## Stated exercise
Retype each line exactly. Skip images.

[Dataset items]

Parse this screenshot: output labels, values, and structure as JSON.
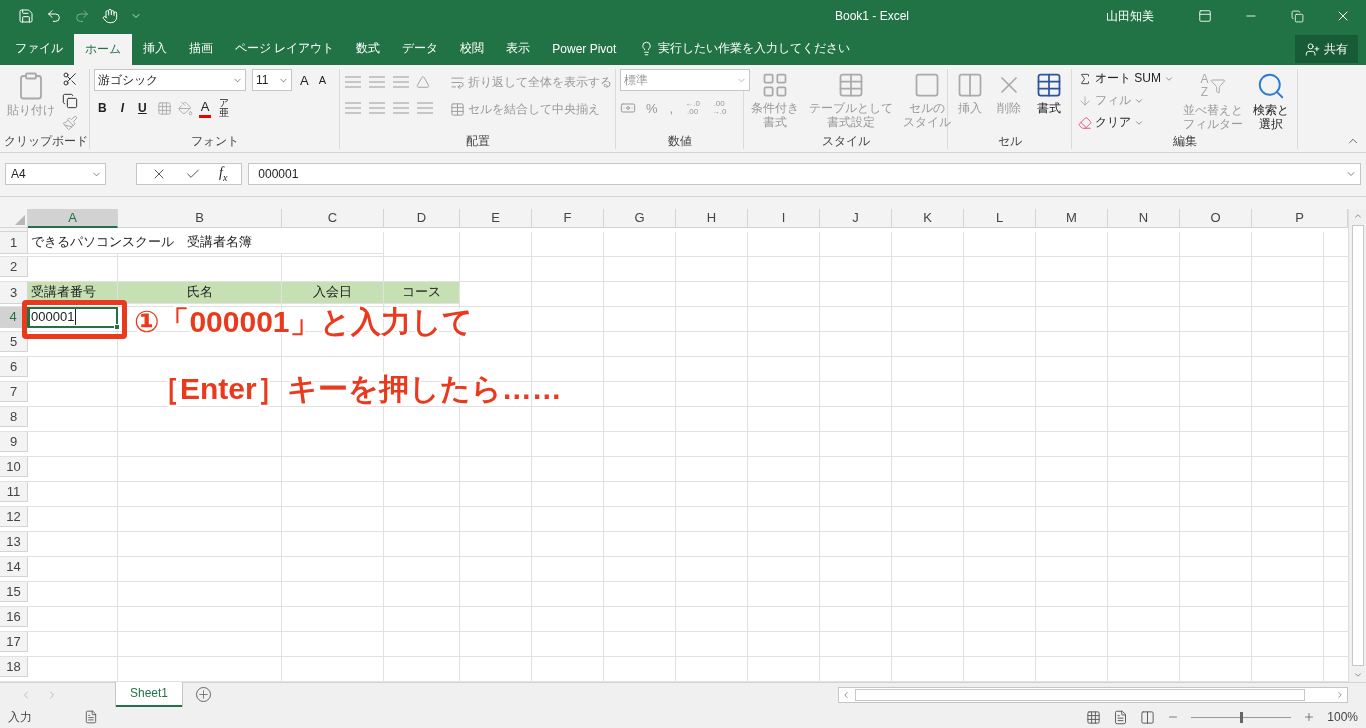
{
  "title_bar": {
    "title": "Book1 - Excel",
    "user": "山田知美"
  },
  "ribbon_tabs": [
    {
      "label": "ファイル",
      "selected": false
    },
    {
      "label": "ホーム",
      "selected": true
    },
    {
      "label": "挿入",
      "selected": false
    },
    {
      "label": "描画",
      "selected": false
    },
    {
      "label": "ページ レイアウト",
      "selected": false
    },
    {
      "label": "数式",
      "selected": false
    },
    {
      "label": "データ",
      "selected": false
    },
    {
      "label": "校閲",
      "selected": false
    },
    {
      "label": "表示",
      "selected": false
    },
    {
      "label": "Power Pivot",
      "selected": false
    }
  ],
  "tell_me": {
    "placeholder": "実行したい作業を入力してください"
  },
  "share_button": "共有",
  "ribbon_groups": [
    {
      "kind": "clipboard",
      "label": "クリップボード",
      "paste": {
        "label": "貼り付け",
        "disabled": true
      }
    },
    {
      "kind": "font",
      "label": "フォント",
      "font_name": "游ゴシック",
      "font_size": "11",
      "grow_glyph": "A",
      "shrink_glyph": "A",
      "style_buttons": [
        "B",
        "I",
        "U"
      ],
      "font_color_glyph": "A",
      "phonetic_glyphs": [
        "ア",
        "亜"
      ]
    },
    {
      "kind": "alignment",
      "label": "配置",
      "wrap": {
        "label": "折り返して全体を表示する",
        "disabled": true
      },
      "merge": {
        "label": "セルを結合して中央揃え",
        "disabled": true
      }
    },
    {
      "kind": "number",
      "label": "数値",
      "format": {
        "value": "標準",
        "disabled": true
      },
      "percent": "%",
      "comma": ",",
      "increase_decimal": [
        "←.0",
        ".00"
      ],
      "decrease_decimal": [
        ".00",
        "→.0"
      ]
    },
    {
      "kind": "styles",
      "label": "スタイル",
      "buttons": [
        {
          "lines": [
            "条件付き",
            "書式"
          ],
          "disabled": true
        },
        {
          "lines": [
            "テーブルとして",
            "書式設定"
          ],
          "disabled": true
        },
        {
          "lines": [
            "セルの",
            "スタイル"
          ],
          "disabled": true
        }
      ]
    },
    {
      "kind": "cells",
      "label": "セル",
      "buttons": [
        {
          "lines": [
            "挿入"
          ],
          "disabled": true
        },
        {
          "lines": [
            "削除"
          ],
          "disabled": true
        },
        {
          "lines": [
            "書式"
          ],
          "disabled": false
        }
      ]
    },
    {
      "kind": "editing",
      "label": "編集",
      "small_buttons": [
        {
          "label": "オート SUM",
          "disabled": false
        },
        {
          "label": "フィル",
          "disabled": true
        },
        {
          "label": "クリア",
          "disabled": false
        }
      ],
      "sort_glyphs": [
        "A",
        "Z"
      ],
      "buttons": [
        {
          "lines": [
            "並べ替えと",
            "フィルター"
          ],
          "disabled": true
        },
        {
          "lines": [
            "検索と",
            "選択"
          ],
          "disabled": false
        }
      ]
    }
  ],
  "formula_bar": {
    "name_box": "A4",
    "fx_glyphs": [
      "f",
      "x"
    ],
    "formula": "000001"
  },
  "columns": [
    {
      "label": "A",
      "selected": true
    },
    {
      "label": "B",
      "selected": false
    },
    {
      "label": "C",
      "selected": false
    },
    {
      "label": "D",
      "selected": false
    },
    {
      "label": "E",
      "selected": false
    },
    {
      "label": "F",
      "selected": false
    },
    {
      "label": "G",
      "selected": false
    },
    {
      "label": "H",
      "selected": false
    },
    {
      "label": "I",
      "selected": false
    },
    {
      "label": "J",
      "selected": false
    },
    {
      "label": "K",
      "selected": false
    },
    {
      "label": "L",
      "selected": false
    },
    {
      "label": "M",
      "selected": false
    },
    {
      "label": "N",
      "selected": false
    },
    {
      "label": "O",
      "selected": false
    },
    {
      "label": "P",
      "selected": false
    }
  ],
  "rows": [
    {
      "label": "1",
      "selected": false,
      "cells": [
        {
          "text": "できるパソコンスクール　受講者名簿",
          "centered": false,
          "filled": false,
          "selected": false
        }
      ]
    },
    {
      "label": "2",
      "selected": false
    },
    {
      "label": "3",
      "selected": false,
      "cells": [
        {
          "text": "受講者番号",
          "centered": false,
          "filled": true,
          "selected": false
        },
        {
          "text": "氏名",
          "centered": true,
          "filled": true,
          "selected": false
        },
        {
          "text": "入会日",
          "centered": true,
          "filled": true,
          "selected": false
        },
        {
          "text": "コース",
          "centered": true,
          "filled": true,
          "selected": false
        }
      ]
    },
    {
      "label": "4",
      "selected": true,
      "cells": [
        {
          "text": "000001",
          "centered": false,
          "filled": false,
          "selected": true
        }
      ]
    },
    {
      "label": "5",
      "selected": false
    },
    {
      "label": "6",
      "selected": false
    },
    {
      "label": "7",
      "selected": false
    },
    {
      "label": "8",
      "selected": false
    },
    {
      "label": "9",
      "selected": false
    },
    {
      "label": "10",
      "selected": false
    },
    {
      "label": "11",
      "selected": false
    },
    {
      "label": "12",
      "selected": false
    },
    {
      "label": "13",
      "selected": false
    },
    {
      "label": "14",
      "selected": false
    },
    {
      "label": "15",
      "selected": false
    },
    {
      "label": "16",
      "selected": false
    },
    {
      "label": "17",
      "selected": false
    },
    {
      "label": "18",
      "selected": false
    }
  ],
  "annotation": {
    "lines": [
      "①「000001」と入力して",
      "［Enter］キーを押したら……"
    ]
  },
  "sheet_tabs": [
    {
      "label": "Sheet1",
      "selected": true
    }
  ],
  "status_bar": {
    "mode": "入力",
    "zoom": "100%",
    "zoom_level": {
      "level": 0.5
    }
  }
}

## The result
Parse this screenshot: output labels, values, and structure as JSON.
{
  "title_bar": {
    "title": "Book1 - Excel",
    "user": "山田知美"
  },
  "ribbon_tabs": [
    {
      "label": "ファイル",
      "selected": false
    },
    {
      "label": "ホーム",
      "selected": true
    },
    {
      "label": "挿入",
      "selected": false
    },
    {
      "label": "描画",
      "selected": false
    },
    {
      "label": "ページ レイアウト",
      "selected": false
    },
    {
      "label": "数式",
      "selected": false
    },
    {
      "label": "データ",
      "selected": false
    },
    {
      "label": "校閲",
      "selected": false
    },
    {
      "label": "表示",
      "selected": false
    },
    {
      "label": "Power Pivot",
      "selected": false
    }
  ],
  "tell_me": {
    "placeholder": "実行したい作業を入力してください"
  },
  "share_button": "共有",
  "ribbon_groups": [
    {
      "kind": "clipboard",
      "label": "クリップボード",
      "paste": {
        "label": "貼り付け",
        "disabled": true
      }
    },
    {
      "kind": "font",
      "label": "フォント",
      "font_name": "游ゴシック",
      "font_size": "11",
      "grow_glyph": "A",
      "shrink_glyph": "A",
      "style_buttons": [
        "B",
        "I",
        "U"
      ],
      "font_color_glyph": "A",
      "phonetic_glyphs": [
        "ア",
        "亜"
      ]
    },
    {
      "kind": "alignment",
      "label": "配置",
      "wrap": {
        "label": "折り返して全体を表示する",
        "disabled": true
      },
      "merge": {
        "label": "セルを結合して中央揃え",
        "disabled": true
      }
    },
    {
      "kind": "number",
      "label": "数値",
      "format": {
        "value": "標準",
        "disabled": true
      },
      "percent": "%",
      "comma": ",",
      "increase_decimal": [
        "←.0",
        ".00"
      ],
      "decrease_decimal": [
        ".00",
        "→.0"
      ]
    },
    {
      "kind": "styles",
      "label": "スタイル",
      "buttons": [
        {
          "lines": [
            "条件付き",
            "書式"
          ],
          "disabled": true
        },
        {
          "lines": [
            "テーブルとして",
            "書式設定"
          ],
          "disabled": true
        },
        {
          "lines": [
            "セルの",
            "スタイル"
          ],
          "disabled": true
        }
      ]
    },
    {
      "kind": "cells",
      "label": "セル",
      "buttons": [
        {
          "lines": [
            "挿入"
          ],
          "disabled": true
        },
        {
          "lines": [
            "削除"
          ],
          "disabled": true
        },
        {
          "lines": [
            "書式"
          ],
          "disabled": false
        }
      ]
    },
    {
      "kind": "editing",
      "label": "編集",
      "small_buttons": [
        {
          "label": "オート SUM",
          "disabled": false
        },
        {
          "label": "フィル",
          "disabled": true
        },
        {
          "label": "クリア",
          "disabled": false
        }
      ],
      "sort_glyphs": [
        "A",
        "Z"
      ],
      "buttons": [
        {
          "lines": [
            "並べ替えと",
            "フィルター"
          ],
          "disabled": true
        },
        {
          "lines": [
            "検索と",
            "選択"
          ],
          "disabled": false
        }
      ]
    }
  ],
  "formula_bar": {
    "name_box": "A4",
    "fx_glyphs": [
      "f",
      "x"
    ],
    "formula": "000001"
  },
  "columns": [
    {
      "label": "A",
      "selected": true
    },
    {
      "label": "B",
      "selected": false
    },
    {
      "label": "C",
      "selected": false
    },
    {
      "label": "D",
      "selected": false
    },
    {
      "label": "E",
      "selected": false
    },
    {
      "label": "F",
      "selected": false
    },
    {
      "label": "G",
      "selected": false
    },
    {
      "label": "H",
      "selected": false
    },
    {
      "label": "I",
      "selected": false
    },
    {
      "label": "J",
      "selected": false
    },
    {
      "label": "K",
      "selected": false
    },
    {
      "label": "L",
      "selected": false
    },
    {
      "label": "M",
      "selected": false
    },
    {
      "label": "N",
      "selected": false
    },
    {
      "label": "O",
      "selected": false
    },
    {
      "label": "P",
      "selected": false
    }
  ],
  "rows": [
    {
      "label": "1",
      "selected": false,
      "cells": [
        {
          "text": "できるパソコンスクール　受講者名簿",
          "centered": false,
          "filled": false,
          "selected": false
        }
      ]
    },
    {
      "label": "2",
      "selected": false
    },
    {
      "label": "3",
      "selected": false,
      "cells": [
        {
          "text": "受講者番号",
          "centered": false,
          "filled": true,
          "selected": false
        },
        {
          "text": "氏名",
          "centered": true,
          "filled": true,
          "selected": false
        },
        {
          "text": "入会日",
          "centered": true,
          "filled": true,
          "selected": false
        },
        {
          "text": "コース",
          "centered": true,
          "filled": true,
          "selected": false
        }
      ]
    },
    {
      "label": "4",
      "selected": true,
      "cells": [
        {
          "text": "000001",
          "centered": false,
          "filled": false,
          "selected": true
        }
      ]
    },
    {
      "label": "5",
      "selected": false
    },
    {
      "label": "6",
      "selected": false
    },
    {
      "label": "7",
      "selected": false
    },
    {
      "label": "8",
      "selected": false
    },
    {
      "label": "9",
      "selected": false
    },
    {
      "label": "10",
      "selected": false
    },
    {
      "label": "11",
      "selected": false
    },
    {
      "label": "12",
      "selected": false
    },
    {
      "label": "13",
      "selected": false
    },
    {
      "label": "14",
      "selected": false
    },
    {
      "label": "15",
      "selected": false
    },
    {
      "label": "16",
      "selected": false
    },
    {
      "label": "17",
      "selected": false
    },
    {
      "label": "18",
      "selected": false
    }
  ],
  "annotation": {
    "lines": [
      "①「000001」と入力して",
      "［Enter］キーを押したら……"
    ]
  },
  "sheet_tabs": [
    {
      "label": "Sheet1",
      "selected": true
    }
  ],
  "status_bar": {
    "mode": "入力",
    "zoom": "100%",
    "zoom_level": {
      "level": 0.5
    }
  }
}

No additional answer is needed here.